Write out all lines holding the word "this".

_Items_.
______
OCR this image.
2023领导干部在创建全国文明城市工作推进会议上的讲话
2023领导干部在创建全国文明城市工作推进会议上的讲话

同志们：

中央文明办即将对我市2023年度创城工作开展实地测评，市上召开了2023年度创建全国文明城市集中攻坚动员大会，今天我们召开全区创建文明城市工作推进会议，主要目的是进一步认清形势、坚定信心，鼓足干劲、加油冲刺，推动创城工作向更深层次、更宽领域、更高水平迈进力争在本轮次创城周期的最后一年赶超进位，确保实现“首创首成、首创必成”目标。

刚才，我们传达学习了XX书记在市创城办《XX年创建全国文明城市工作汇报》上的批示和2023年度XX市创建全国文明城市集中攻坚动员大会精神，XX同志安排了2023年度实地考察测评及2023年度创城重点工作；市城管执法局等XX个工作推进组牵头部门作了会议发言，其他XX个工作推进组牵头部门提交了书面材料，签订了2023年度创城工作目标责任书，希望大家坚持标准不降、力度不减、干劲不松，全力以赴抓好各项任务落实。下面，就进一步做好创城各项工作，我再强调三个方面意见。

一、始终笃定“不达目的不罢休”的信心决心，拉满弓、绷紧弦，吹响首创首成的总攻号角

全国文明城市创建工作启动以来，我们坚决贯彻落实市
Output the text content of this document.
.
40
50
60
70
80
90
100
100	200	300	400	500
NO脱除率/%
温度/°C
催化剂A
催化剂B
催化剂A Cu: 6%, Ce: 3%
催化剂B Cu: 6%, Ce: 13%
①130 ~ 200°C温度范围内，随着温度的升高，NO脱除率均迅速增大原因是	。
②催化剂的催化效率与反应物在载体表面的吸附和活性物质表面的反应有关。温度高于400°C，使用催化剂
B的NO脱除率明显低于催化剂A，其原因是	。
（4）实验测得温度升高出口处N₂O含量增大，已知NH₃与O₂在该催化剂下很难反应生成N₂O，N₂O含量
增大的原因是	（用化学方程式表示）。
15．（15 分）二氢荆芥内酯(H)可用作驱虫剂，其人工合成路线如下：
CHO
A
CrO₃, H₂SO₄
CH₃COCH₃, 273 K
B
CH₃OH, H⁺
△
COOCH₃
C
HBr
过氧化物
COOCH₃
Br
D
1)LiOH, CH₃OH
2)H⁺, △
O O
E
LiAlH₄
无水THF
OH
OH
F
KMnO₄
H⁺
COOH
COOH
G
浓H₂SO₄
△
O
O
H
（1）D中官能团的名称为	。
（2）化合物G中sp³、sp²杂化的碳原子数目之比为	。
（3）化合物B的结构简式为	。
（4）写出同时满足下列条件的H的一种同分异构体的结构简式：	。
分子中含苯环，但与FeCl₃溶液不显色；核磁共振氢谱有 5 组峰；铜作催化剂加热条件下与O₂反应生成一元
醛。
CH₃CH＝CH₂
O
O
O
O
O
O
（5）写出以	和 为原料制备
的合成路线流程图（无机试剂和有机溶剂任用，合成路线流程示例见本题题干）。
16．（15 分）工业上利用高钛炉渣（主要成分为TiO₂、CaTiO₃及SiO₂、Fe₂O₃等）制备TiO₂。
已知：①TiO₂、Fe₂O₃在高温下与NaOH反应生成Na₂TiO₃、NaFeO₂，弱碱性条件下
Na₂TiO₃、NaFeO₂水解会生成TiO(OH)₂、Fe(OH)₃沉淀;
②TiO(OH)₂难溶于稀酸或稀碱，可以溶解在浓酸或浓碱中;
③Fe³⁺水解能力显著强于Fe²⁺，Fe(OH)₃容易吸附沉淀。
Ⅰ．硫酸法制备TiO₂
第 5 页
______
_Task answer_.
OCR this image.
Output the text content of this document.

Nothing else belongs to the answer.